Some records
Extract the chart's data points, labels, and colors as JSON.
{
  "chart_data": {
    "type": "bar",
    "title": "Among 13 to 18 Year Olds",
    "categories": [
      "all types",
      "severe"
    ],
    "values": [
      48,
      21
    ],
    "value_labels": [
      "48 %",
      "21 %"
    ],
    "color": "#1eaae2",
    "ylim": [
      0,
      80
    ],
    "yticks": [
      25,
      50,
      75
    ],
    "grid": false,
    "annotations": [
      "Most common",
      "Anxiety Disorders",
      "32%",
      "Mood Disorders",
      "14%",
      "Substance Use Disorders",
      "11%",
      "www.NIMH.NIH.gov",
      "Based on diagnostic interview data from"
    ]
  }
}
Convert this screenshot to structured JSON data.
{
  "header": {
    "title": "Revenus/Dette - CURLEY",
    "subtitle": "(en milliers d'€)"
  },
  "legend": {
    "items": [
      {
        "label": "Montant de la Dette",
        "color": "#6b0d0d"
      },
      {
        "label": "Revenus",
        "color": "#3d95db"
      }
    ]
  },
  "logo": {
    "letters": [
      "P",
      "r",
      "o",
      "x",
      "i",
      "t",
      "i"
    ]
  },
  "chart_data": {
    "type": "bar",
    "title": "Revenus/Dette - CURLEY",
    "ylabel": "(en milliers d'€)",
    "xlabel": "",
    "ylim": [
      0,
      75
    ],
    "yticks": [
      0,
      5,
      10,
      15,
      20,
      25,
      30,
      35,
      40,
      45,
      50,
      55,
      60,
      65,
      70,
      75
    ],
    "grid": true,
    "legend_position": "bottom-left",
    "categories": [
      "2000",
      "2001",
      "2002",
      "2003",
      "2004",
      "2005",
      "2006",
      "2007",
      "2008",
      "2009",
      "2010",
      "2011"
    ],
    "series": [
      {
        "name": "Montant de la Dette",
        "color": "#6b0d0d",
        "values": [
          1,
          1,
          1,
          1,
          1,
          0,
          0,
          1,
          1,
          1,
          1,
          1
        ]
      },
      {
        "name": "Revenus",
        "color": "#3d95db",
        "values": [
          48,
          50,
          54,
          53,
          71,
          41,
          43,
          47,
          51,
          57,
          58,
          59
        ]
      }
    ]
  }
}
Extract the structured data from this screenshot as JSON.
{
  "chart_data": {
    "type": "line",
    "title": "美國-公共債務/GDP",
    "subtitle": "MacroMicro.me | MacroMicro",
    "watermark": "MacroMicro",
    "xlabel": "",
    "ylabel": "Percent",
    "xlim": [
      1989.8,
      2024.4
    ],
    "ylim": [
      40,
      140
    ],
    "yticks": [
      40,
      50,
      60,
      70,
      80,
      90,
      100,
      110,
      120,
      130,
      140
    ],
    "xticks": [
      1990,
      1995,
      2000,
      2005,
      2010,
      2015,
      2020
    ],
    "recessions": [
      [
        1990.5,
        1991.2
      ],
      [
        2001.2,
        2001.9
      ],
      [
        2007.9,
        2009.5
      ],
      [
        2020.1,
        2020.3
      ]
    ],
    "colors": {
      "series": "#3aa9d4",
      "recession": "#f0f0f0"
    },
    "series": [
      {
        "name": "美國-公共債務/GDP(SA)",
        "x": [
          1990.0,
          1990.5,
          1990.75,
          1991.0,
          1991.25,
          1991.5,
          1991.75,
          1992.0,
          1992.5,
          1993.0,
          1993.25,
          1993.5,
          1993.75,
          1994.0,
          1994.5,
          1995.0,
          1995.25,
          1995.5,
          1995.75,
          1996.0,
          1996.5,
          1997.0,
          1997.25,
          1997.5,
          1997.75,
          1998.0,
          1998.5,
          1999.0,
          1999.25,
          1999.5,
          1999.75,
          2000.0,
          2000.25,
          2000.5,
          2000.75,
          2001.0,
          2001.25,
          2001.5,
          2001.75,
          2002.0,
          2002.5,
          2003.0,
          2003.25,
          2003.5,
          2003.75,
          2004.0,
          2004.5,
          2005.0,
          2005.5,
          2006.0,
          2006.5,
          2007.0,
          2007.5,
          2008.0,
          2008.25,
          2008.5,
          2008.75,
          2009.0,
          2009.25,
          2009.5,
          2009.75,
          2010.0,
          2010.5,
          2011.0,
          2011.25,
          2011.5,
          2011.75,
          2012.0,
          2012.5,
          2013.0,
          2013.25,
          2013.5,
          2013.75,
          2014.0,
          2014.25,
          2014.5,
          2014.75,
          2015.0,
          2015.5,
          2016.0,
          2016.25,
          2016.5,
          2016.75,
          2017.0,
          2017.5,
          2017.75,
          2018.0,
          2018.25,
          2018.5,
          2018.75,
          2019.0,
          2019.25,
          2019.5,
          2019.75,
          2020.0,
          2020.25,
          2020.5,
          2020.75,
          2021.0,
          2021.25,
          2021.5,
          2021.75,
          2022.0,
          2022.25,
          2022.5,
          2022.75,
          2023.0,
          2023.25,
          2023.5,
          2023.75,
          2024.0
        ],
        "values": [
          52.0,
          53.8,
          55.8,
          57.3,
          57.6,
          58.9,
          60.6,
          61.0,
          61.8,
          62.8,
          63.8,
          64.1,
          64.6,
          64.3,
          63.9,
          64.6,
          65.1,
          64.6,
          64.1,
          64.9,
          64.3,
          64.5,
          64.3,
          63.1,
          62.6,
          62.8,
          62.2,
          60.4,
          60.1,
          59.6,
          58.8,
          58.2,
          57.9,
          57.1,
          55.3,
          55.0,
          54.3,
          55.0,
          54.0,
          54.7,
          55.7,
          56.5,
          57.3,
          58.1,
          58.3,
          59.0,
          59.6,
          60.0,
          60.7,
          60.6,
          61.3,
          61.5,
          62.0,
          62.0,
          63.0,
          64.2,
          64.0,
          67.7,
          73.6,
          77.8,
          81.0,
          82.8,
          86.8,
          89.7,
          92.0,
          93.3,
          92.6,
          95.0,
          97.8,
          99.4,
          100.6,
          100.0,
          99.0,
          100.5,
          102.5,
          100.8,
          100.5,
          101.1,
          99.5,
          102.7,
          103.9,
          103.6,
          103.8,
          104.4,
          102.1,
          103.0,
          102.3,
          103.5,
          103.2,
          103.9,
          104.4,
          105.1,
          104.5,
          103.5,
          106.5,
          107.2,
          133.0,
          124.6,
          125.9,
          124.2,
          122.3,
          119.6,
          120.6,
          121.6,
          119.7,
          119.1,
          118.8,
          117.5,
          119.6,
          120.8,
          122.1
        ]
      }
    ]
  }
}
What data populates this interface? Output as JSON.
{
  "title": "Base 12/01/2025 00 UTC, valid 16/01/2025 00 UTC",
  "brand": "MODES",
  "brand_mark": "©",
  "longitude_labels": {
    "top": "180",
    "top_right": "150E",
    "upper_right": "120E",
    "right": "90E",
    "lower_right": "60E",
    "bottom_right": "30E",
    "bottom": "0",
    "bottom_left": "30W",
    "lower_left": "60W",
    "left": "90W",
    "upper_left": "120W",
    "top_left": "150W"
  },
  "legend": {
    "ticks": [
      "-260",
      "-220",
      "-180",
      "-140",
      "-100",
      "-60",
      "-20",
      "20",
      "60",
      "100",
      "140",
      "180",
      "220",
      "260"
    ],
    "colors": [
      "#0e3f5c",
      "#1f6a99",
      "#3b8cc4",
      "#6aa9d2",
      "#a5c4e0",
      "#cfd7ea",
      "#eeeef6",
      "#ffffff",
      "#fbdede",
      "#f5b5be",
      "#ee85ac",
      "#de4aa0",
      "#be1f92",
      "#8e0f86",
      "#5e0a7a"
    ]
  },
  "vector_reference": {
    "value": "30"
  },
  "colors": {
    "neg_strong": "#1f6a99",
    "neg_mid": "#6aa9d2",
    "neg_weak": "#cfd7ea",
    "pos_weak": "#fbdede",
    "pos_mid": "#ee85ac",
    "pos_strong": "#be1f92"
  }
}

• _Requirement_: Which lines in the data above contain "this"? Show each one.

• _Solved exercise_:
Convert this screenshot to structured JSON data.
Extract the structured data from this screenshot as JSON.
What data populates this interface? Output as JSON.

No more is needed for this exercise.